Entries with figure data
+--

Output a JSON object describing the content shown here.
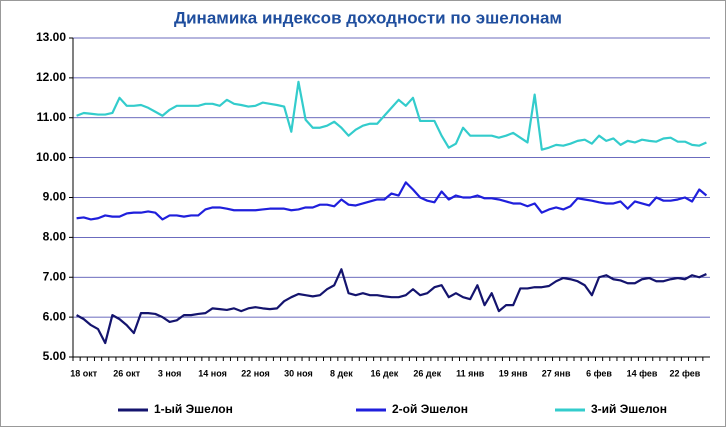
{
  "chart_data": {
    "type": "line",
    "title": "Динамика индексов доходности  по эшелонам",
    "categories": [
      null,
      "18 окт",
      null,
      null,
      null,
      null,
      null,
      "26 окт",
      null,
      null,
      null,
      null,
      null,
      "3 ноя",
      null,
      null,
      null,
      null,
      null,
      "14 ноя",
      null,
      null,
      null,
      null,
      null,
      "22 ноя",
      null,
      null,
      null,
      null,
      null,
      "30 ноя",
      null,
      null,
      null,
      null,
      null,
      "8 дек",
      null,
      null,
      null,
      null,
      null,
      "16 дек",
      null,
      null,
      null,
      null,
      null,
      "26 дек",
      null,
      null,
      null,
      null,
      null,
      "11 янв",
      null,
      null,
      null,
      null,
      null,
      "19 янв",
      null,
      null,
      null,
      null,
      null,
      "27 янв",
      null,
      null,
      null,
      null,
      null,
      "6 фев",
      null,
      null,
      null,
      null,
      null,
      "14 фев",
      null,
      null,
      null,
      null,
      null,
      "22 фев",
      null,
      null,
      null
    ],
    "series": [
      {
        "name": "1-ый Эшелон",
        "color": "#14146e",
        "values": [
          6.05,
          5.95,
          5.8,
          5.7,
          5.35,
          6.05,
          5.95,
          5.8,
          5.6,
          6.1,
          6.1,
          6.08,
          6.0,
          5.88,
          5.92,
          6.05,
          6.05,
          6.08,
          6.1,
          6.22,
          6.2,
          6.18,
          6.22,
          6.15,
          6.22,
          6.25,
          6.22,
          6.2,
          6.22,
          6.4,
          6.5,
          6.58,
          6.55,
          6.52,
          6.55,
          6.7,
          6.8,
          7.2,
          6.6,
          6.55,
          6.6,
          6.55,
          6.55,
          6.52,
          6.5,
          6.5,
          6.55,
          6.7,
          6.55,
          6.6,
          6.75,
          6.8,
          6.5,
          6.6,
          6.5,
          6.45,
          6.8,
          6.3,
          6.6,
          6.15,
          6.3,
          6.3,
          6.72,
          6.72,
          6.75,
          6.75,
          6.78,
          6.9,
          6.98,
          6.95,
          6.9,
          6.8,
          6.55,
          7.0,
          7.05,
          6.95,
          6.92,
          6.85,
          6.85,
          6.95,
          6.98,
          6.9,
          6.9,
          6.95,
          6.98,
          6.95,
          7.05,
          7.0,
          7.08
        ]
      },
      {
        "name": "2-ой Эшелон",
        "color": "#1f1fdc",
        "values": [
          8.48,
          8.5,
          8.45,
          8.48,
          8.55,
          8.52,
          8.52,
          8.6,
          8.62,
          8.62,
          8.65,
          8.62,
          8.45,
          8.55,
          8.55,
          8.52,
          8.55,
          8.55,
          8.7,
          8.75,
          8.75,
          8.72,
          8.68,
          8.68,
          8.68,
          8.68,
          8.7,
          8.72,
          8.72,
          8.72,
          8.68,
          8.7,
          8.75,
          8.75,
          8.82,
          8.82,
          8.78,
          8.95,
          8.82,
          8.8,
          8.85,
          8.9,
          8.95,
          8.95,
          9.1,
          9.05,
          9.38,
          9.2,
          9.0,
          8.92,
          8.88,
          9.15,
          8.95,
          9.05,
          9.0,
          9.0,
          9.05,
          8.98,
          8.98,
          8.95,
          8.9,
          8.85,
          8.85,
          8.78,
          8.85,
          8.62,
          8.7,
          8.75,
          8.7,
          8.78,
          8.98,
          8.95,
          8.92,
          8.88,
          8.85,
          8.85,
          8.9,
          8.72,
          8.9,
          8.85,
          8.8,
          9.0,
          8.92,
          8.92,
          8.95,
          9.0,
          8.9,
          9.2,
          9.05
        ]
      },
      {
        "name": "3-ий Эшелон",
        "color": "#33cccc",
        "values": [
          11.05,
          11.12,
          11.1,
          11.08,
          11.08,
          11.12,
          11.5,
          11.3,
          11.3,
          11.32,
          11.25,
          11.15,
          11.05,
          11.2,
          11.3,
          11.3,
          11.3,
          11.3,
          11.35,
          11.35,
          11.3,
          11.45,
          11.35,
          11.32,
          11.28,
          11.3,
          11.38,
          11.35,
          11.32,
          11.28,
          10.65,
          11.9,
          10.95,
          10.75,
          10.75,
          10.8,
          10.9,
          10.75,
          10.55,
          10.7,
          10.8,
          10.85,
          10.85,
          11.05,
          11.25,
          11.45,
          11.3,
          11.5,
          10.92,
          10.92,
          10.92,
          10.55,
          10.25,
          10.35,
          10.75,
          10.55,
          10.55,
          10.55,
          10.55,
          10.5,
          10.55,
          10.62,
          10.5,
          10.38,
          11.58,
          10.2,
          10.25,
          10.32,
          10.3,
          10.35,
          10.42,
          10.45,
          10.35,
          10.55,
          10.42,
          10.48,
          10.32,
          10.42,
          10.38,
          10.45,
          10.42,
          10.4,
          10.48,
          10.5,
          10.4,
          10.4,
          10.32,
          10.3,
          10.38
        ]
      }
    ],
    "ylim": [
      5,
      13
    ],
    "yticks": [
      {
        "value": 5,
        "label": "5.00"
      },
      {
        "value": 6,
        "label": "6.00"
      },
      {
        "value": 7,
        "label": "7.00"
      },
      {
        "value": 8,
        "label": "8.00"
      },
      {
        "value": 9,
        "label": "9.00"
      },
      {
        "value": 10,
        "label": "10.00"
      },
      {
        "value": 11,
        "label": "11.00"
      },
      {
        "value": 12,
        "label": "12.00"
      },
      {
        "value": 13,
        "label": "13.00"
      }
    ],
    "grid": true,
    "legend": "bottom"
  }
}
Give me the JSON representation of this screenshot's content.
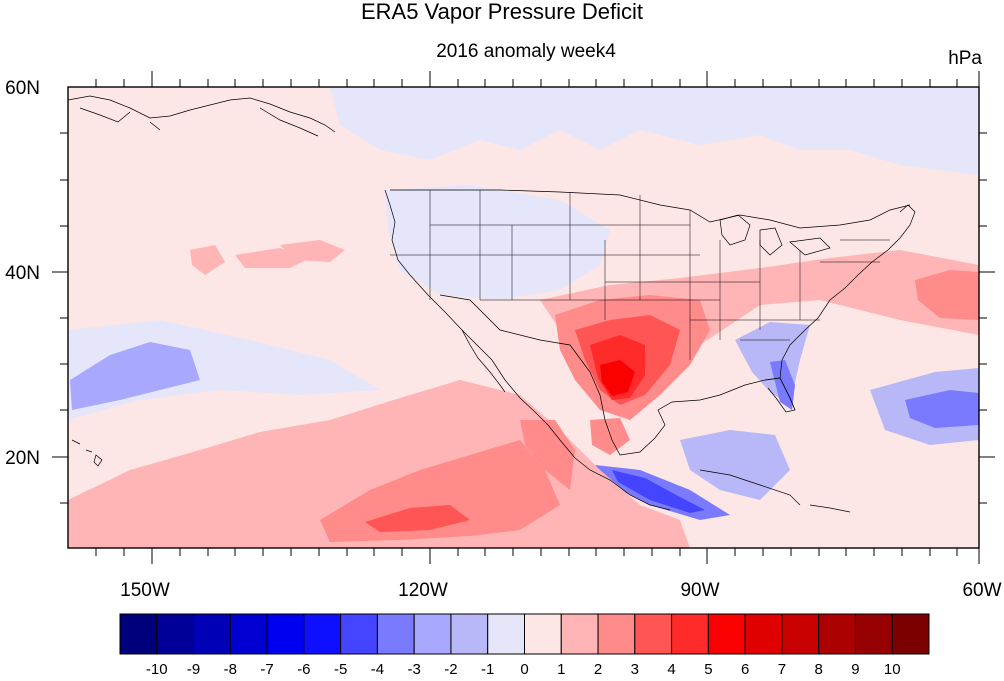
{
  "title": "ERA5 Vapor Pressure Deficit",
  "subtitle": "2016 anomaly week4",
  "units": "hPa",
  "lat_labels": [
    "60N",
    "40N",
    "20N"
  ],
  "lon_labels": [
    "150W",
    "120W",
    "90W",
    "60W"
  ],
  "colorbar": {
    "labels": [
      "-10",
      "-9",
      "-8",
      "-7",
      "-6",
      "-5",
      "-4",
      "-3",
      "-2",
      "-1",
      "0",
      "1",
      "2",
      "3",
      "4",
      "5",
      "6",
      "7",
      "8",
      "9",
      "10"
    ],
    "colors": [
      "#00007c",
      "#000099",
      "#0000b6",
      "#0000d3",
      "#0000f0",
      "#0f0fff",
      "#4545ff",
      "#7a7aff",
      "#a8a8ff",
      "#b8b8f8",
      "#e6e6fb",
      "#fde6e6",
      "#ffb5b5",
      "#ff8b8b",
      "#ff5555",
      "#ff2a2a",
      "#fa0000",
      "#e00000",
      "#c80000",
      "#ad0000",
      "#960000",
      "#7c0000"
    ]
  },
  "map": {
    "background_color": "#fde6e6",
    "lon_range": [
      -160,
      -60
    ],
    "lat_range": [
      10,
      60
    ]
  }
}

+--

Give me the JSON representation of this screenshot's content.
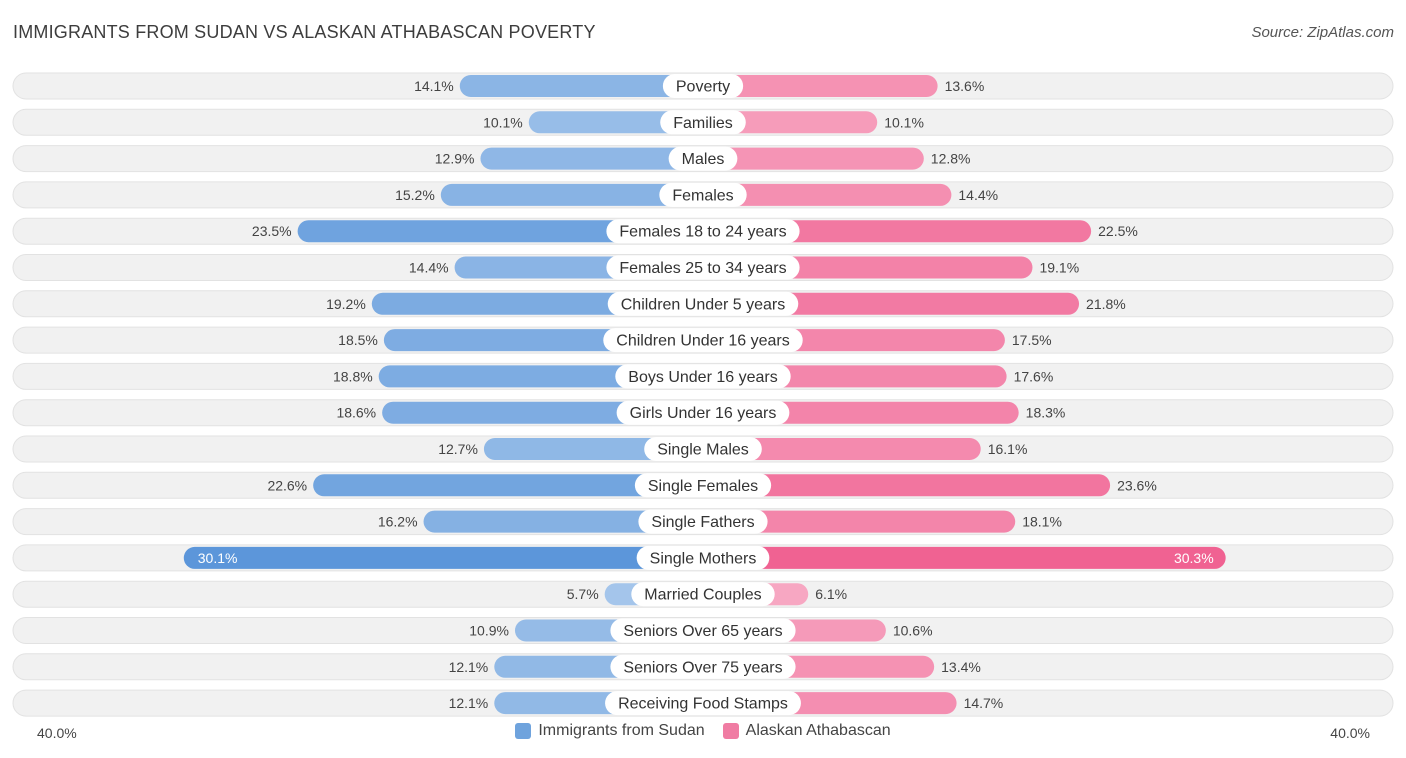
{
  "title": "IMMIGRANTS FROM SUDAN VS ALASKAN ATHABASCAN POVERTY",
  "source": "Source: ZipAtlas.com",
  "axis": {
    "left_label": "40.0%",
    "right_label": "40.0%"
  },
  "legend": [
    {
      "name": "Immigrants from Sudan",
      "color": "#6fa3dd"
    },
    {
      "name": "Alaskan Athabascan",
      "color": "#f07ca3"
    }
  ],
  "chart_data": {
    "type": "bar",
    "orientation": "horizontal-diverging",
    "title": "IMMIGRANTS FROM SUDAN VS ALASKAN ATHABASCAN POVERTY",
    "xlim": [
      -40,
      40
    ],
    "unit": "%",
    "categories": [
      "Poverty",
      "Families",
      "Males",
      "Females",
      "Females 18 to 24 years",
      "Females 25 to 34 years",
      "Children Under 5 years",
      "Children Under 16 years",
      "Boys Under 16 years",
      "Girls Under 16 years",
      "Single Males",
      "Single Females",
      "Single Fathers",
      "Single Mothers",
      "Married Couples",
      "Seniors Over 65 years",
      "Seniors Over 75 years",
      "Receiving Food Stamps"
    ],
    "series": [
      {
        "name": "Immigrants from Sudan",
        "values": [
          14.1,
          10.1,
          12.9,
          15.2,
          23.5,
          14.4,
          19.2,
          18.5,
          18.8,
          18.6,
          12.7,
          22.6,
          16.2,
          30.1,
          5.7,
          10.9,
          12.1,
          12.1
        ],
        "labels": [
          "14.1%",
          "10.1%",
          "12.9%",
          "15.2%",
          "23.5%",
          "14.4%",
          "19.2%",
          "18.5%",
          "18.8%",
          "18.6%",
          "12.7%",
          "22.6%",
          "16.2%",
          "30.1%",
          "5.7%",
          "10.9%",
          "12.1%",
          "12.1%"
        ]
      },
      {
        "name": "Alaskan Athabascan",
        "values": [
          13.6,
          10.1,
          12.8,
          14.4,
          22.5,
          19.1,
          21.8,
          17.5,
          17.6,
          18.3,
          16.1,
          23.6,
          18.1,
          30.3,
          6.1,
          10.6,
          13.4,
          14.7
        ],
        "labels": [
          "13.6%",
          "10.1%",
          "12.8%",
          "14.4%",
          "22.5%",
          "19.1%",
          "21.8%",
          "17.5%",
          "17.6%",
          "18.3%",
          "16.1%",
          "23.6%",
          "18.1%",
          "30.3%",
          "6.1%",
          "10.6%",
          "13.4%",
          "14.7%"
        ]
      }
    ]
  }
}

+--

_Problem statement_
Respond with nothing but the number of lines in the entries that contain the string "Under".

_The output_
4